Find the lines containing the word "Average" and copy every one of them.

___ DATASET

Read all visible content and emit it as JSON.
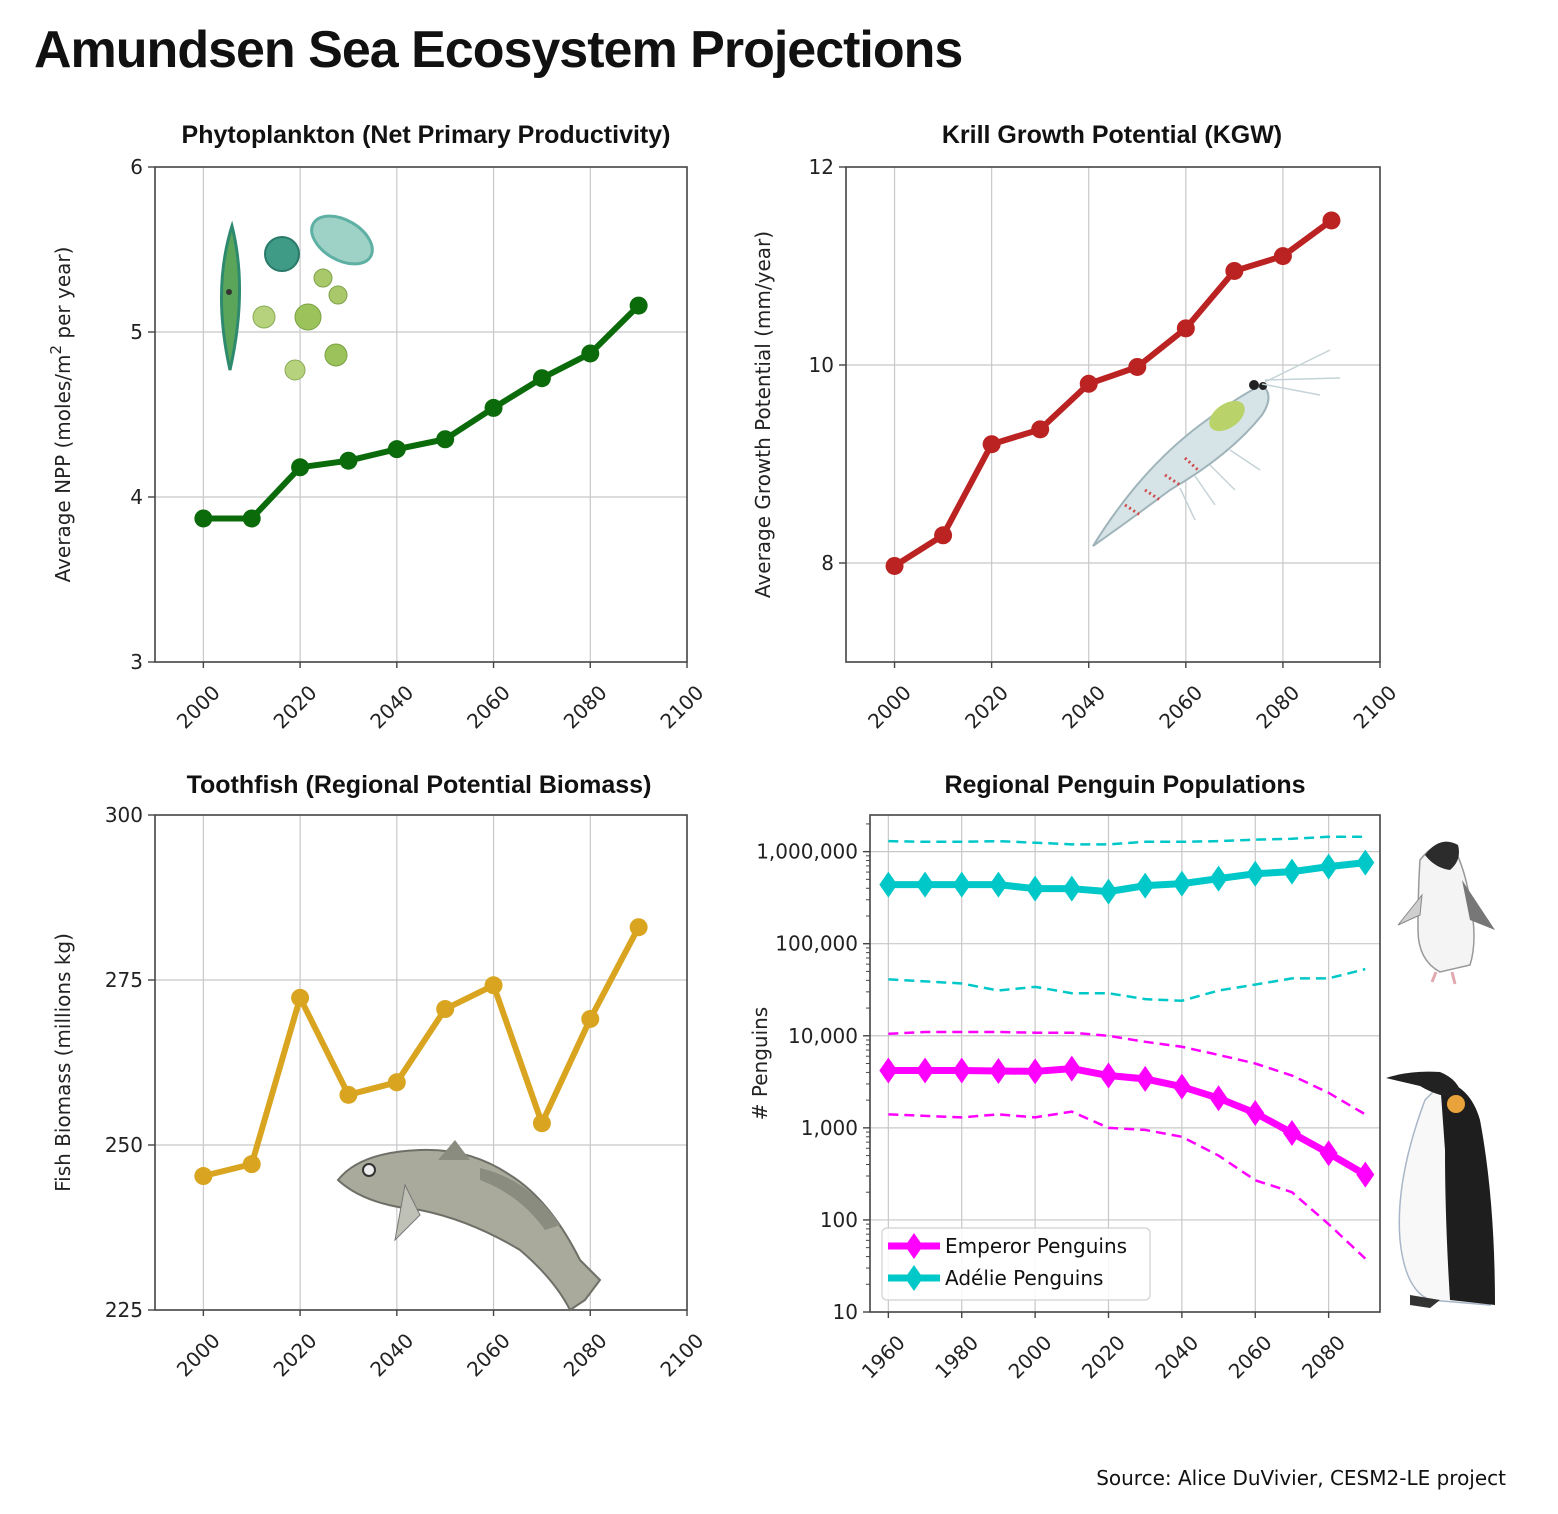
{
  "title": "Amundsen Sea Ecosystem Projections",
  "source": "Source: Alice DuVivier, CESM2-LE project",
  "colors": {
    "phytoplankton": "#0b6b0b",
    "krill": "#bb2222",
    "toothfish": "#d9a521",
    "emperor": "#ff00ff",
    "adelie": "#00c8c8"
  },
  "illustrations": {
    "phytoplankton": "phytoplankton-illustration",
    "krill": "krill-illustration",
    "toothfish": "toothfish-illustration",
    "adelie": "adelie-penguin-illustration",
    "emperor": "emperor-penguin-illustration"
  },
  "chart_data": [
    {
      "id": "phytoplankton",
      "type": "line",
      "title": "Phytoplankton (Net Primary Productivity)",
      "xlabel": "",
      "ylabel": "Average NPP (moles/m² per year)",
      "ylabel_parts": [
        "Average NPP (moles/m",
        "2",
        " per year)"
      ],
      "xlim": [
        1990,
        2100
      ],
      "ylim": [
        3,
        6
      ],
      "xticks": [
        2000,
        2020,
        2040,
        2060,
        2080,
        2100
      ],
      "yticks": [
        3,
        4,
        5,
        6
      ],
      "ytick_labels": [
        "3",
        "4",
        "5",
        "6"
      ],
      "grid": true,
      "x": [
        2000,
        2010,
        2020,
        2030,
        2040,
        2050,
        2060,
        2070,
        2080,
        2090
      ],
      "values": [
        3.87,
        3.87,
        4.18,
        4.22,
        4.29,
        4.35,
        4.54,
        4.72,
        4.87,
        5.16
      ]
    },
    {
      "id": "krill",
      "type": "line",
      "title": "Krill Growth Potential (KGW)",
      "xlabel": "",
      "ylabel": "Average Growth Potential (mm/year)",
      "xlim": [
        1990,
        2100
      ],
      "ylim": [
        7,
        12
      ],
      "xticks": [
        2000,
        2020,
        2040,
        2060,
        2080,
        2100
      ],
      "yticks": [
        8,
        10,
        12
      ],
      "ytick_labels": [
        "8",
        "10",
        "12"
      ],
      "grid": true,
      "x": [
        2000,
        2010,
        2020,
        2030,
        2040,
        2050,
        2060,
        2070,
        2080,
        2090
      ],
      "values": [
        7.97,
        8.28,
        9.2,
        9.35,
        9.81,
        9.98,
        10.37,
        10.95,
        11.1,
        11.46
      ]
    },
    {
      "id": "toothfish",
      "type": "line",
      "title": "Toothfish (Regional Potential Biomass)",
      "xlabel": "",
      "ylabel": "Fish Biomass (millions kg)",
      "xlim": [
        1990,
        2100
      ],
      "ylim": [
        225,
        300
      ],
      "xticks": [
        2000,
        2020,
        2040,
        2060,
        2080,
        2100
      ],
      "yticks": [
        225,
        250,
        275,
        300
      ],
      "ytick_labels": [
        "225",
        "250",
        "275",
        "300"
      ],
      "grid": true,
      "x": [
        2000,
        2010,
        2020,
        2030,
        2040,
        2050,
        2060,
        2070,
        2080,
        2090
      ],
      "values": [
        245.3,
        247.1,
        272.3,
        257.6,
        259.5,
        270.6,
        274.2,
        253.3,
        269.1,
        283.0
      ]
    },
    {
      "id": "penguins",
      "type": "line",
      "yscale": "log",
      "title": "Regional Penguin Populations",
      "xlabel": "",
      "ylabel": "# Penguins",
      "xlim": [
        1955,
        2094
      ],
      "ylim": [
        10,
        2500000
      ],
      "xticks": [
        1960,
        1980,
        2000,
        2020,
        2040,
        2060,
        2080
      ],
      "yticks": [
        10,
        100,
        1000,
        10000,
        100000,
        1000000
      ],
      "ytick_labels": [
        "10",
        "100",
        "1,000",
        "10,000",
        "100,000",
        "1,000,000"
      ],
      "grid": true,
      "legend": "lower-left",
      "x": [
        1960,
        1970,
        1980,
        1990,
        2000,
        2010,
        2020,
        2030,
        2040,
        2050,
        2060,
        2070,
        2080,
        2090
      ],
      "series": [
        {
          "name": "Emperor Penguins",
          "color_key": "emperor",
          "values": [
            4200,
            4200,
            4200,
            4150,
            4100,
            4400,
            3700,
            3400,
            2800,
            2100,
            1450,
            880,
            530,
            310
          ],
          "upper": [
            10500,
            11000,
            11000,
            11000,
            10800,
            10800,
            10000,
            8600,
            7600,
            6200,
            5000,
            3700,
            2400,
            1400
          ],
          "lower": [
            1400,
            1350,
            1300,
            1400,
            1300,
            1500,
            1000,
            950,
            800,
            500,
            270,
            200,
            90,
            38
          ]
        },
        {
          "name": "Adélie Penguins",
          "color_key": "adelie",
          "values": [
            438000,
            438000,
            438000,
            438000,
            396000,
            396000,
            368000,
            427000,
            449000,
            509000,
            576000,
            606000,
            687000,
            759000
          ],
          "upper": [
            1300000,
            1280000,
            1280000,
            1300000,
            1250000,
            1200000,
            1200000,
            1280000,
            1280000,
            1300000,
            1350000,
            1380000,
            1450000,
            1450000
          ],
          "lower": [
            41000,
            39000,
            37000,
            31000,
            34000,
            29000,
            29000,
            25000,
            24000,
            31000,
            36000,
            42000,
            42000,
            53000
          ]
        }
      ]
    }
  ]
}
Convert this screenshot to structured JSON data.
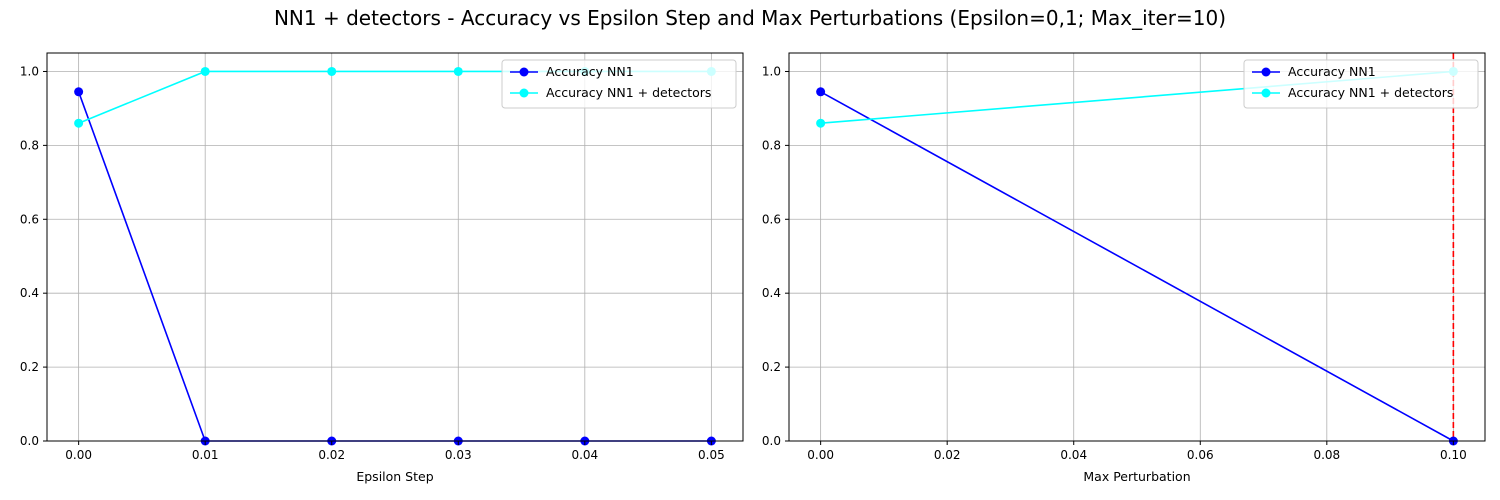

______

**COMPLETE RESPONSE:**
      "ylabel": "Average NPP (moles/m² per year)",
        "Average NPP (moles/m",
      "ylabel": "Average Growth Potential (mm/year)",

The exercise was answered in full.